§ **Short task**: Every line below is to be quoted exactly, with nothing added or dropped.

§ **Information supplied**:
§
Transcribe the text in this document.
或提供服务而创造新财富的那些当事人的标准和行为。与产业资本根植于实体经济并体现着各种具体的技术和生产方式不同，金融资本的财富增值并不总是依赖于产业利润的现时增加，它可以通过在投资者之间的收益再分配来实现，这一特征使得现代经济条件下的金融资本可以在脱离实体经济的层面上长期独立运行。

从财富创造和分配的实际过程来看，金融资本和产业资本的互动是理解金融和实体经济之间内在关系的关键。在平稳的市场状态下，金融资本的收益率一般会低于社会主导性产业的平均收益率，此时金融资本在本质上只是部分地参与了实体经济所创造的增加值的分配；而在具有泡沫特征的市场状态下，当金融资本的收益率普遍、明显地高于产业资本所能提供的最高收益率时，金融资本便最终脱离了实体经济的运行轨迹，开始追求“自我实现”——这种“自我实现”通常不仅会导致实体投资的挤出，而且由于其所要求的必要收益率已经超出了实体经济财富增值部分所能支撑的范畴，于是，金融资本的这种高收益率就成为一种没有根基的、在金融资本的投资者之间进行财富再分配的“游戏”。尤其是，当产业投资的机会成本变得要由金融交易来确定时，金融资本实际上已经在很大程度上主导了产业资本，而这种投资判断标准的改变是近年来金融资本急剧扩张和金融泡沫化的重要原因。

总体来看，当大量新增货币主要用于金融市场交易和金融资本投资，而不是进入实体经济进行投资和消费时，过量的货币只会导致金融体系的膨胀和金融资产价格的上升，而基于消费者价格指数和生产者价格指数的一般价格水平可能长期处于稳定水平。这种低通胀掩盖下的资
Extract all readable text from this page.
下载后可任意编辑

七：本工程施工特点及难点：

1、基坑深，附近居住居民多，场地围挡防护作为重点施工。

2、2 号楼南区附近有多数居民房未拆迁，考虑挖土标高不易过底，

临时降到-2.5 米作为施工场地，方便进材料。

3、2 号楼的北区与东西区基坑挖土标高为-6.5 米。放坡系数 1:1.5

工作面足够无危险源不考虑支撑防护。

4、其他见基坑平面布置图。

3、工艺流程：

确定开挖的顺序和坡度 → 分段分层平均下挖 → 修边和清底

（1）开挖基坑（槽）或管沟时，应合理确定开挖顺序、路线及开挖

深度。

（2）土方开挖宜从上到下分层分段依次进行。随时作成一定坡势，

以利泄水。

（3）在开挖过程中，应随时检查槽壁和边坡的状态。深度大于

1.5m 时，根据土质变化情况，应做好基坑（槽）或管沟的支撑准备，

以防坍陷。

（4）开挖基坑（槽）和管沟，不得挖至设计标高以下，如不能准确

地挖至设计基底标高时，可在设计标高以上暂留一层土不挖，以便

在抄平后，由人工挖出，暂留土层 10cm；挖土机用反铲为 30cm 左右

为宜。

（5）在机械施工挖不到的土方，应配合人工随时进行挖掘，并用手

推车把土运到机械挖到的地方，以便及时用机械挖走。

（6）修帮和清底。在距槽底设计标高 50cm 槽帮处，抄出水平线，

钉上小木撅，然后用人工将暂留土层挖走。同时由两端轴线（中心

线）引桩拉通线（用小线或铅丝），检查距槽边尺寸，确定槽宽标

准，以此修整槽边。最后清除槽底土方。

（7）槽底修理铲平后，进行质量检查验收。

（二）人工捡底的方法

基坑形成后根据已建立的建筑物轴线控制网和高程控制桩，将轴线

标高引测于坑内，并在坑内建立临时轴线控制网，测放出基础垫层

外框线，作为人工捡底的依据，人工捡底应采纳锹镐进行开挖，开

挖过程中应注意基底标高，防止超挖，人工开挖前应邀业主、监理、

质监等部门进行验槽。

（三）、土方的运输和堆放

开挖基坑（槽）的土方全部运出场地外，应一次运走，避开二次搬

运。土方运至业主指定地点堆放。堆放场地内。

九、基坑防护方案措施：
§
§ **Exercise output**:
Transcribe the text in this document.
或提供服务而创造新财富的那些当事人的标准和行为。与产业资本根植于实体经济并体现着各种具体的技术和生产方式不同，金融资本的财富增值并不总是依赖于产业利润的现时增加，它可以通过在投资者之间的收益再分配来实现，这一特征使得现代经济条件下的金融资本可以在脱离实体经济的层面上长期独立运行。

从财富创造和分配的实际过程来看，金融资本和产业资本的互动是理解金融和实体经济之间内在关系的关键。在平稳的市场状态下，金融资本的收益率一般会低于社会主导性产业的平均收益率，此时金融资本在本质上只是部分地参与了实体经济所创造的增加值的分配；而在具有泡沫特征的市场状态下，当金融资本的收益率普遍、明显地高于产业资本所能提供的最高收益率时，金融资本便最终脱离了实体经济的运行轨迹，开始追求“自我实现”——这种“自我实现”通常不仅会导致实体投资的挤出，而且由于其所要求的必要收益率已经超出了实体经济财富增值部分所能支撑的范畴，于是，金融资本的这种高收益率就成为一种没有根基的、在金融资本的投资者之间进行财富再分配的“游戏”。尤其是，当产业投资的机会成本变得要由金融交易来确定时，金融资本实际上已经在很大程度上主导了产业资本，而这种投资判断标准的改变是近年来金融资本急剧扩张和金融泡沫化的重要原因。

总体来看，当大量新增货币主要用于金融市场交易和金融资本投资，而不是进入实体经济进行投资和消费时，过量的货币只会导致金融体系的膨胀和金融资产价格的上升，而基于消费者价格指数和生产者价格指数的一般价格水平可能长期处于稳定水平。这种低通胀掩盖下的资
Extract all readable text from this page.
下载后可任意编辑

七：本工程施工特点及难点：

1、基坑深，附近居住居民多，场地围挡防护作为重点施工。

2、2 号楼南区附近有多数居民房未拆迁，考虑挖土标高不易过底，

临时降到-2.5 米作为施工场地，方便进材料。

3、2 号楼的北区与东西区基坑挖土标高为-6.5 米。放坡系数 1:1.5

工作面足够无危险源不考虑支撑防护。

4、其他见基坑平面布置图。

3、工艺流程：

确定开挖的顺序和坡度 → 分段分层平均下挖 → 修边和清底

（1）开挖基坑（槽）或管沟时，应合理确定开挖顺序、路线及开挖

深度。

（2）土方开挖宜从上到下分层分段依次进行。随时作成一定坡势，

以利泄水。

（3）在开挖过程中，应随时检查槽壁和边坡的状态。深度大于

1.5m 时，根据土质变化情况，应做好基坑（槽）或管沟的支撑准备，

以防坍陷。

（4）开挖基坑（槽）和管沟，不得挖至设计标高以下，如不能准确

地挖至设计基底标高时，可在设计标高以上暂留一层土不挖，以便

在抄平后，由人工挖出，暂留土层 10cm；挖土机用反铲为 30cm 左右

为宜。

（5）在机械施工挖不到的土方，应配合人工随时进行挖掘，并用手

推车把土运到机械挖到的地方，以便及时用机械挖走。

（6）修帮和清底。在距槽底设计标高 50cm 槽帮处，抄出水平线，

钉上小木撅，然后用人工将暂留土层挖走。同时由两端轴线（中心

线）引桩拉通线（用小线或铅丝），检查距槽边尺寸，确定槽宽标

准，以此修整槽边。最后清除槽底土方。

（7）槽底修理铲平后，进行质量检查验收。

（二）人工捡底的方法

基坑形成后根据已建立的建筑物轴线控制网和高程控制桩，将轴线

标高引测于坑内，并在坑内建立临时轴线控制网，测放出基础垫层

外框线，作为人工捡底的依据，人工捡底应采纳锹镐进行开挖，开

挖过程中应注意基底标高，防止超挖，人工开挖前应邀业主、监理、

质监等部门进行验槽。

（三）、土方的运输和堆放

开挖基坑（槽）的土方全部运出场地外，应一次运走，避开二次搬

运。土方运至业主指定地点堆放。堆放场地内。

九、基坑防护方案措施：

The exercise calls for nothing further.